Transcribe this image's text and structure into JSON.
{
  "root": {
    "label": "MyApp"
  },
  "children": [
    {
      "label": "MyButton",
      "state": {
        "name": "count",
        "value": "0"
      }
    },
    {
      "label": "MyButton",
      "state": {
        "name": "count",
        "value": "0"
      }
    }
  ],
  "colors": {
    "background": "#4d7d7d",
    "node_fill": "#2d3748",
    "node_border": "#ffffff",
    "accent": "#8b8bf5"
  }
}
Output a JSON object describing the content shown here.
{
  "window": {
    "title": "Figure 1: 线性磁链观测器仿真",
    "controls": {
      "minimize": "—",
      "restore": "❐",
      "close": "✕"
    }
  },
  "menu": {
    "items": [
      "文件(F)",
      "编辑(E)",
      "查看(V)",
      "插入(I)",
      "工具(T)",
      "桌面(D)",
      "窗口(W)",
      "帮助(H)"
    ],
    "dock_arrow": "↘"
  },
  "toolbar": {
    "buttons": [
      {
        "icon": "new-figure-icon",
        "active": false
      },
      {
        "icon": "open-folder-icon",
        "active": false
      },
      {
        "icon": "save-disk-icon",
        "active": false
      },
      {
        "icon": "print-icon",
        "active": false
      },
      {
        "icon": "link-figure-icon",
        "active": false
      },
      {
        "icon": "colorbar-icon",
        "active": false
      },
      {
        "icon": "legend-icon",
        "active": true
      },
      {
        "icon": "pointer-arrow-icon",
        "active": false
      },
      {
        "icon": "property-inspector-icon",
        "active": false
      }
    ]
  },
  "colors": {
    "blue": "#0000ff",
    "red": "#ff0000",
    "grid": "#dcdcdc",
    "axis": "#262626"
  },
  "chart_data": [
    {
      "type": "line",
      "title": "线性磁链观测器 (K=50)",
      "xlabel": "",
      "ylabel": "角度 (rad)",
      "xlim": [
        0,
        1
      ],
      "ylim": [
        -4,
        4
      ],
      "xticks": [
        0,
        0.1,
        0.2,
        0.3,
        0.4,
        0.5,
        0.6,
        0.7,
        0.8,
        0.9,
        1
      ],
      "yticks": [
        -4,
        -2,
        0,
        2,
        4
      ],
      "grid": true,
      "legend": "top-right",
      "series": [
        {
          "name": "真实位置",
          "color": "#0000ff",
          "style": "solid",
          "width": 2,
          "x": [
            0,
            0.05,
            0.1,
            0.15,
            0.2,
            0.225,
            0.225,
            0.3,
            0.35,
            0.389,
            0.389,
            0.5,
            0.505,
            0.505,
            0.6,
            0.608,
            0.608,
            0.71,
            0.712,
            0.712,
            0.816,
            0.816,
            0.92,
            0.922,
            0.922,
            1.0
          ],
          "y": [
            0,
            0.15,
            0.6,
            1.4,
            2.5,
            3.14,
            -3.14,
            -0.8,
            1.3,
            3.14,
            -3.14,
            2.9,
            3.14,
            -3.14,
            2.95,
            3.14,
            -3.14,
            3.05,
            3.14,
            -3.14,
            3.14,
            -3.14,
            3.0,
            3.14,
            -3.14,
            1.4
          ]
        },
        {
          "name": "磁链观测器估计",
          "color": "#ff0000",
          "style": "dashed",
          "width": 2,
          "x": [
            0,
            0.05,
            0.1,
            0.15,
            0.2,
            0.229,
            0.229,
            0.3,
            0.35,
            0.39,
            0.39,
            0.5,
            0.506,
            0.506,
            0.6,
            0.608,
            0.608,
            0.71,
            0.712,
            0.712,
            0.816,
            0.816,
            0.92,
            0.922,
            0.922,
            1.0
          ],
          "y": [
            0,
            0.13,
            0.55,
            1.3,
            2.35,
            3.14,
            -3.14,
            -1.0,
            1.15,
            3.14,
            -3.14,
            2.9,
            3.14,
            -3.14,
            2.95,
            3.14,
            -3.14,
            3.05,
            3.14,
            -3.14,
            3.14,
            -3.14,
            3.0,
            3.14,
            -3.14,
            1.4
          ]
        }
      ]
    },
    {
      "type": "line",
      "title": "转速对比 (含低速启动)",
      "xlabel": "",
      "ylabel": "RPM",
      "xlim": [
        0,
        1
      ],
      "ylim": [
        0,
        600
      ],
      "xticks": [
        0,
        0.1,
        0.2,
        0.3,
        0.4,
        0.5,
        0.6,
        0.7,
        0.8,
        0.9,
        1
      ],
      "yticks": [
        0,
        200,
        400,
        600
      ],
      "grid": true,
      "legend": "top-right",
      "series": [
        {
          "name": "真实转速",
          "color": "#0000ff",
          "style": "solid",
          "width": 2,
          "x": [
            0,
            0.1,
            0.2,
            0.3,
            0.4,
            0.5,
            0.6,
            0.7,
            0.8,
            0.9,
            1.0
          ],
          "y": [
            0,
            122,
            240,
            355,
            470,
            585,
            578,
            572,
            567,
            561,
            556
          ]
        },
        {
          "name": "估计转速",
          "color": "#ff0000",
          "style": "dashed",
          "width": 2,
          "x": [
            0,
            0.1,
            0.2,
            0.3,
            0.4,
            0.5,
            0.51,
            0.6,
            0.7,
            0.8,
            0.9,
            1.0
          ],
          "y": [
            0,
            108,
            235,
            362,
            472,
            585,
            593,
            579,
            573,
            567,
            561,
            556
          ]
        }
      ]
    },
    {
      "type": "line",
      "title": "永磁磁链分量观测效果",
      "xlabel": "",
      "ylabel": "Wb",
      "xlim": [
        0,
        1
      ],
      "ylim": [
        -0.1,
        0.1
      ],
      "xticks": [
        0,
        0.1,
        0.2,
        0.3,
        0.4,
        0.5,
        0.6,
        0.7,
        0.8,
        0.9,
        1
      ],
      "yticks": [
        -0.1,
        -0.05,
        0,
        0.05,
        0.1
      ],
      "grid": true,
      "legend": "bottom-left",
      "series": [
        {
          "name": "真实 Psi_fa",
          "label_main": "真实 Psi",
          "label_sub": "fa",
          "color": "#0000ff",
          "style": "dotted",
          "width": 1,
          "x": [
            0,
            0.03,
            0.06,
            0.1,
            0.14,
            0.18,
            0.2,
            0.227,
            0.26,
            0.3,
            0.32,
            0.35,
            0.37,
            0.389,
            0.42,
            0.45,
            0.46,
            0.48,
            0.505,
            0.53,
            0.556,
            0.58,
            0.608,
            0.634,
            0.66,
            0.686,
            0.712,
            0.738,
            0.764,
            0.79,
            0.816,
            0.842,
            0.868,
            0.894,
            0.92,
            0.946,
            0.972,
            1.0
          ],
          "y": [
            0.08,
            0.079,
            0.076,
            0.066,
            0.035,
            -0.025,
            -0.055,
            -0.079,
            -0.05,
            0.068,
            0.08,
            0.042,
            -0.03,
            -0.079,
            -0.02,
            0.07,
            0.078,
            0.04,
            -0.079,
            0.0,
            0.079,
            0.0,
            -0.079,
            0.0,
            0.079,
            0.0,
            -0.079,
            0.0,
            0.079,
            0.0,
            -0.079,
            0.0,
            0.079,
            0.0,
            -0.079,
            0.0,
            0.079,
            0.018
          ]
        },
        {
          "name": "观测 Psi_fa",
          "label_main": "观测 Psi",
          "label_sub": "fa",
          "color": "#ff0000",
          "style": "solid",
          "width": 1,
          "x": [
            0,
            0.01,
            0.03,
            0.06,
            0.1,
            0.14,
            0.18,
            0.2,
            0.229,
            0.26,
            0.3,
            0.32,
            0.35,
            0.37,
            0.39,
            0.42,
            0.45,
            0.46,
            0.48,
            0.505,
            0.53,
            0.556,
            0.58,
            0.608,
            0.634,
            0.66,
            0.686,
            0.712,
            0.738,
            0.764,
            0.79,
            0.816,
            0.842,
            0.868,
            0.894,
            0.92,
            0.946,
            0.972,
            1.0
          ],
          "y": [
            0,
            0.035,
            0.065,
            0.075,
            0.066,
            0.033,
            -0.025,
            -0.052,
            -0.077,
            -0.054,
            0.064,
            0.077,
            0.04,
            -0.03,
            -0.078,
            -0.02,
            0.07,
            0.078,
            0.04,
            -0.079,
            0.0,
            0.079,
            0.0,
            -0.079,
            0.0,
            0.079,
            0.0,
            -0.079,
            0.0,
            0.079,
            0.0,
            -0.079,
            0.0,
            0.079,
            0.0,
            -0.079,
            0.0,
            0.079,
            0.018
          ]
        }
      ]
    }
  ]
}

________

Select and copy every line of the material that holds the string "icon".

        "icon": "new-figure-icon",
        "icon": "open-folder-icon",
        "icon": "save-disk-icon",
        "icon": "print-icon",
        "icon": "link-figure-icon",
        "icon": "colorbar-icon",
        "icon": "legend-icon",
        "icon": "pointer-arrow-icon",
        "icon": "property-inspector-icon",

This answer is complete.